## CHALLENGE:
Go through the lines below. Copy those with "Ektar".

## EXTRACTED INFORMATION:
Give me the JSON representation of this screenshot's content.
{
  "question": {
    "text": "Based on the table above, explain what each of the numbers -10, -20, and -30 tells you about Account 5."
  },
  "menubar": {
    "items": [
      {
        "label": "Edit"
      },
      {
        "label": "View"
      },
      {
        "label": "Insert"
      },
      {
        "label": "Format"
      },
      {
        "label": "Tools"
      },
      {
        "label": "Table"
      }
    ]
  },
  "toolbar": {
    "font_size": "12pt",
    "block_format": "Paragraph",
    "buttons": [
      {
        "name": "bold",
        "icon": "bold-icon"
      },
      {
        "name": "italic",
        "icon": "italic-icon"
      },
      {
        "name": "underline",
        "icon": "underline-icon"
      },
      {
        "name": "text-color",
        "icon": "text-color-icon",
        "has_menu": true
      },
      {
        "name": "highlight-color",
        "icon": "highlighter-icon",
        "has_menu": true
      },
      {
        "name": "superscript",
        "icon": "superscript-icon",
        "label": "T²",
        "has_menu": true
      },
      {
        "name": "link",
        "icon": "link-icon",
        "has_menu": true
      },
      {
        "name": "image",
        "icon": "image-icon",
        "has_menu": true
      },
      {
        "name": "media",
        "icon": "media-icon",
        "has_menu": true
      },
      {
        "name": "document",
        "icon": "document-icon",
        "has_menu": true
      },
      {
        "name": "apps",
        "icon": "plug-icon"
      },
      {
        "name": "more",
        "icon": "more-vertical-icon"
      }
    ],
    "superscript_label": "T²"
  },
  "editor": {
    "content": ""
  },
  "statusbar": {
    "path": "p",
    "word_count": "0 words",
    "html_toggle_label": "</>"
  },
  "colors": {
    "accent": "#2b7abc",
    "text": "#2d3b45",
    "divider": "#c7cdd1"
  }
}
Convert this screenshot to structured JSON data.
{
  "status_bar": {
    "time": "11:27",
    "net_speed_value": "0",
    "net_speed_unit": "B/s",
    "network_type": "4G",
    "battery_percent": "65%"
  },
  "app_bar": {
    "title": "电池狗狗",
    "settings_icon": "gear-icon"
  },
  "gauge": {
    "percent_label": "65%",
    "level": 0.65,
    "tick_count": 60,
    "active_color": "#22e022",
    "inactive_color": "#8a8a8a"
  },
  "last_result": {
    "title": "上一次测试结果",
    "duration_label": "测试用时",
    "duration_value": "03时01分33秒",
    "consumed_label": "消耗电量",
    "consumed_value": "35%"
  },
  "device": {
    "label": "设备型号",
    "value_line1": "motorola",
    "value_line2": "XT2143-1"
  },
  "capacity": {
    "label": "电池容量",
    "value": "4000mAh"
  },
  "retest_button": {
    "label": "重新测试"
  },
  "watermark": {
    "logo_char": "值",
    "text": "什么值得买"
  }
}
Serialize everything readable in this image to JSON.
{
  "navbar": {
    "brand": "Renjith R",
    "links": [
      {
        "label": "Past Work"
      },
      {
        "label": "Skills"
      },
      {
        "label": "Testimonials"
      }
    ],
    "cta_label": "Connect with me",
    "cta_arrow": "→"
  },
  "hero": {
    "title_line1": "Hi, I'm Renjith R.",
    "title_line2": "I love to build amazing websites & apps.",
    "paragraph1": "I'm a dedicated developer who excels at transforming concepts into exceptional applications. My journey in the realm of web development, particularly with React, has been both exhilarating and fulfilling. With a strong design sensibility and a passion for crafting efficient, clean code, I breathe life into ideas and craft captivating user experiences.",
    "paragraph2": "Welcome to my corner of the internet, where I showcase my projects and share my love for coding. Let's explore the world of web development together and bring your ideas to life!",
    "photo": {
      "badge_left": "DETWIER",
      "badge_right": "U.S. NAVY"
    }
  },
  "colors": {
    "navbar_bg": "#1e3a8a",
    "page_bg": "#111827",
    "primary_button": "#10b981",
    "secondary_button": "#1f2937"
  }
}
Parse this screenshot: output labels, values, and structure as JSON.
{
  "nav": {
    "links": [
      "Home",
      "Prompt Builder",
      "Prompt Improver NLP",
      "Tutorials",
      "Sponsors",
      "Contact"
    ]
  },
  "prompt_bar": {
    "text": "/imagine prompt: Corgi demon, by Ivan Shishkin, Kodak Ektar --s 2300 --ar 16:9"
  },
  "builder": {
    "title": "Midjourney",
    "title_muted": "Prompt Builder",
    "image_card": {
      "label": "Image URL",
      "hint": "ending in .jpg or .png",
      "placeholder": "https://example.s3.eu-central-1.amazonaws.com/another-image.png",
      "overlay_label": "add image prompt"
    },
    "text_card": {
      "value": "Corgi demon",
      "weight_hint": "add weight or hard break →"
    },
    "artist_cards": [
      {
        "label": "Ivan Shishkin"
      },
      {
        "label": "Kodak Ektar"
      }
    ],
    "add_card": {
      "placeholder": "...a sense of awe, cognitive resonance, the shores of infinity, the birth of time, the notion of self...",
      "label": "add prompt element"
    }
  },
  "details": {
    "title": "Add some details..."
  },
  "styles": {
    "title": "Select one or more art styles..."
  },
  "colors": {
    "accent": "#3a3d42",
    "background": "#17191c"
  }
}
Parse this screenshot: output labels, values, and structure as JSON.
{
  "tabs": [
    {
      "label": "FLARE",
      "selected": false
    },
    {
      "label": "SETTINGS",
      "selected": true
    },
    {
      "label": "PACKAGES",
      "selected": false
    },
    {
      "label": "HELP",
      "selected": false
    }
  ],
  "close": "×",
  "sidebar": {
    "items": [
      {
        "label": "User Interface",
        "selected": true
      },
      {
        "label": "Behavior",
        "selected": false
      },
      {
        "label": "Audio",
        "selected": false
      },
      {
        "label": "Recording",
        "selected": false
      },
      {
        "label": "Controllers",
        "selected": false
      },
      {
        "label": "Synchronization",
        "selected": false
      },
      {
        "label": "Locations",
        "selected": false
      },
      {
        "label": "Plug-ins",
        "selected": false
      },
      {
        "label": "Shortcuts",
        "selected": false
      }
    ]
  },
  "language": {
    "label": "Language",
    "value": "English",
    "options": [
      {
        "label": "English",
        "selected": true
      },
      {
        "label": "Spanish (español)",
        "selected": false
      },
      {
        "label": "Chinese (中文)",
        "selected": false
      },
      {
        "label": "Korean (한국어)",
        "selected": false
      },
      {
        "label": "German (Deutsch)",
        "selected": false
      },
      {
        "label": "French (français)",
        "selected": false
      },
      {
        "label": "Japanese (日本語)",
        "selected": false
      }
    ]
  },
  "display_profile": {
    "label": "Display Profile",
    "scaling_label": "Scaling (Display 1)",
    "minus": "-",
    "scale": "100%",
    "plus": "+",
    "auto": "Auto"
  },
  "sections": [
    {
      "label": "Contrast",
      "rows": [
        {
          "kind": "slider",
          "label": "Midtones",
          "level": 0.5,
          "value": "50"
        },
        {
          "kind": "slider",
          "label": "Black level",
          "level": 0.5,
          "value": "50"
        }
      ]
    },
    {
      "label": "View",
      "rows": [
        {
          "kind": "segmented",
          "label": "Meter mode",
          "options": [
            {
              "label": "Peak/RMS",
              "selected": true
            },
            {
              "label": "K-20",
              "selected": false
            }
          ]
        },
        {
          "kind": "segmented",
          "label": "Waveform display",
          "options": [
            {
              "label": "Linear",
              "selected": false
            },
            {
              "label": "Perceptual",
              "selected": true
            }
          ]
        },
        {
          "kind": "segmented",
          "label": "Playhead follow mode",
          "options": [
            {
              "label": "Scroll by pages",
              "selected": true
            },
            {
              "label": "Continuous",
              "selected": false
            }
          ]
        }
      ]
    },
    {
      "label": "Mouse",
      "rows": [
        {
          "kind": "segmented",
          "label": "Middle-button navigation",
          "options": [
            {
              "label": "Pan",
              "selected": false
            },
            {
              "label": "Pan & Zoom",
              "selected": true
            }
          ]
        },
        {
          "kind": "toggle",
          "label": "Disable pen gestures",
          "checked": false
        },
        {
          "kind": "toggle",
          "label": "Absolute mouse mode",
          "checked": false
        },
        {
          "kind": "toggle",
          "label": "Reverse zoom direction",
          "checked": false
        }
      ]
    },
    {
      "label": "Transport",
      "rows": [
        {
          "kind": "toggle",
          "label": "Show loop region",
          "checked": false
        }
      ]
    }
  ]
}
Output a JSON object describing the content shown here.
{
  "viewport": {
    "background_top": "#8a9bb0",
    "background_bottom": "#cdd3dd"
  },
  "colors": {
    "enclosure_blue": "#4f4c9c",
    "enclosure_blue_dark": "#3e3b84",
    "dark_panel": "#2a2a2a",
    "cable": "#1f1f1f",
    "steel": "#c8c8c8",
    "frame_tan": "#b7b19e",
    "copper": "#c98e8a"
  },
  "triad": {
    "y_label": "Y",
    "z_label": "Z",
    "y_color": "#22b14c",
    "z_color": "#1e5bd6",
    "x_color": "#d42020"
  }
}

## TASK ANSWER:
    "text": "/imagine prompt: Corgi demon, by Ivan Shishkin, Kodak Ektar --s 2300 --ar 16:9"
        "label": "Kodak Ektar"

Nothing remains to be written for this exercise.